◆ **Extracted text**:
The world of sports, always ready to enter into a wider nationalist role, was activated to its full extent. Athletes of all kinds wore American flags or yellow ribbons on their uniforms-one Italian college basketball player who refused was drummed off his team and out of the country-and the Super Bowl, one of the nation’s largest theatrical rituals, was turned into a celebration of patriotism. ABC and the other authors of the Super Bowl carefully orchestrated the event to align all of the prestige and attitudes of sport with the war effort; the half time ceremonies involved a lengthy but uninformative news report from Peter Jennings. This news report was not necessary to inform the public about some vital movement in the war-this was not its function. Rather, the presence of Jennings’ report in the middle of the Super Bowl linked the war and the nation with the values of sport, signaling that, “whatever our differences, we are on the same team, and when the chips are down and there is no tomorrow we do what the coach tells us and give 110%.

It should be noted that the interpretive categorization of an event as military or nationalist does not necessarily imply a pro-war stance. These categories do not carry an inherent content or ideological position but are themselves contestable, and many of the first anti-war protestors attempted to appropriate nationalist symbols and slogans such as the flag and “supporting our troops” and to infuse them with an oppositional meaning. But in the context of the Gulf war, these categories seemed weighted, by their history and the unequal power of those who employ them, towards a certain interpretation. As the Kansas farm-boy interviewed on CBS affirmed, “You can’t support the troops and not support what they’re doing.” Indeed, the very efforts of protestors to employ these same categories testified to the power of the dominant construction and the desperate condition of the opposition.

◆ **Dataset rows**:
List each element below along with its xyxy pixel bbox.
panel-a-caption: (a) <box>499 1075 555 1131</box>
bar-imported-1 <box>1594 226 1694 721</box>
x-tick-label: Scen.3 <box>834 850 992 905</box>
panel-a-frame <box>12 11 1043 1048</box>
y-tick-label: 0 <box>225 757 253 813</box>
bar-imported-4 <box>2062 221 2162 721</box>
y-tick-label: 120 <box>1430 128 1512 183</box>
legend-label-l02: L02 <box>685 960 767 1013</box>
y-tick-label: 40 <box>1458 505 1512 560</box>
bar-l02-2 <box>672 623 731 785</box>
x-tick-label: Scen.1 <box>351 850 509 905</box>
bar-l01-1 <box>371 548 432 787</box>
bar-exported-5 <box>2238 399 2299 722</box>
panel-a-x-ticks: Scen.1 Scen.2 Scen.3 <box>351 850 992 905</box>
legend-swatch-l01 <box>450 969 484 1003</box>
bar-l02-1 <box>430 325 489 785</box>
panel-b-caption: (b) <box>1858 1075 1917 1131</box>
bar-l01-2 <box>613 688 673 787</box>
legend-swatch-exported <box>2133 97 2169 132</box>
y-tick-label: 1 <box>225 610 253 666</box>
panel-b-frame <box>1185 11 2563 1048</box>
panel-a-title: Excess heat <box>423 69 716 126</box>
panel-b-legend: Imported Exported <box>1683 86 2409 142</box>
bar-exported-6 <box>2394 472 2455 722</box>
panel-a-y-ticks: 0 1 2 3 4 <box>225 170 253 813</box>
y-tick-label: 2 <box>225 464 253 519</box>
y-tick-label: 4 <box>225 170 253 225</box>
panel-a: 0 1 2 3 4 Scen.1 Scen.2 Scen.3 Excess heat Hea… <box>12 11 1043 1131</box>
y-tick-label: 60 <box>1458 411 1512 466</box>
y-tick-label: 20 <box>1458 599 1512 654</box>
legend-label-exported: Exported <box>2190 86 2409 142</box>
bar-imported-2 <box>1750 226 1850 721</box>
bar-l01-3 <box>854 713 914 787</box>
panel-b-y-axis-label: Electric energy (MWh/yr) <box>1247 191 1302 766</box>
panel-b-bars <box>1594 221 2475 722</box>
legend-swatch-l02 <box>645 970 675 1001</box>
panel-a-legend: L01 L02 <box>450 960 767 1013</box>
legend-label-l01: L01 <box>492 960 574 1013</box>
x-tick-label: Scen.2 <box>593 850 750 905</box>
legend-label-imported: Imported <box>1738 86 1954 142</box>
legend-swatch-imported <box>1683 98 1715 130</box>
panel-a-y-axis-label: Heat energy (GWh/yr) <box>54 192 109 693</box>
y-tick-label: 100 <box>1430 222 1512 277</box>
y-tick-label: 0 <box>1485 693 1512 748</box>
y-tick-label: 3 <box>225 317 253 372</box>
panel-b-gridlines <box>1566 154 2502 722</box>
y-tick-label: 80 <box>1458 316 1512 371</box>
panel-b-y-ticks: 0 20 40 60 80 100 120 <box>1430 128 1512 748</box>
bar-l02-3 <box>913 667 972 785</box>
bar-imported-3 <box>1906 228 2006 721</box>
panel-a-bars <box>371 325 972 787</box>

◆ **What the task requires**:
Duplicate, word for word, the stretch of the Gulf War passage from "It should be" through "of the opposition.".

◆ **Answer below**:
It should be noted that the interpretive categorization of an event as military or nationalist does not necessarily imply a pro-war stance. These categories do not carry an inherent content or ideological position but are themselves contestable, and many of the first anti-war protestors attempted to appropriate nationalist symbols and slogans such as the flag and “supporting our troops” and to infuse them with an oppositional meaning. But in the context of the Gulf war, these categories seemed weighted, by their history and the unequal power of those who employ them, towards a certain interpretation. As the Kansas farm-boy interviewed on CBS affirmed, “You can’t support the troops and not support what they’re doing.” Indeed, the very efforts of protestors to employ these same categories testified to the power of the dominant construction and the desperate condition of the opposition.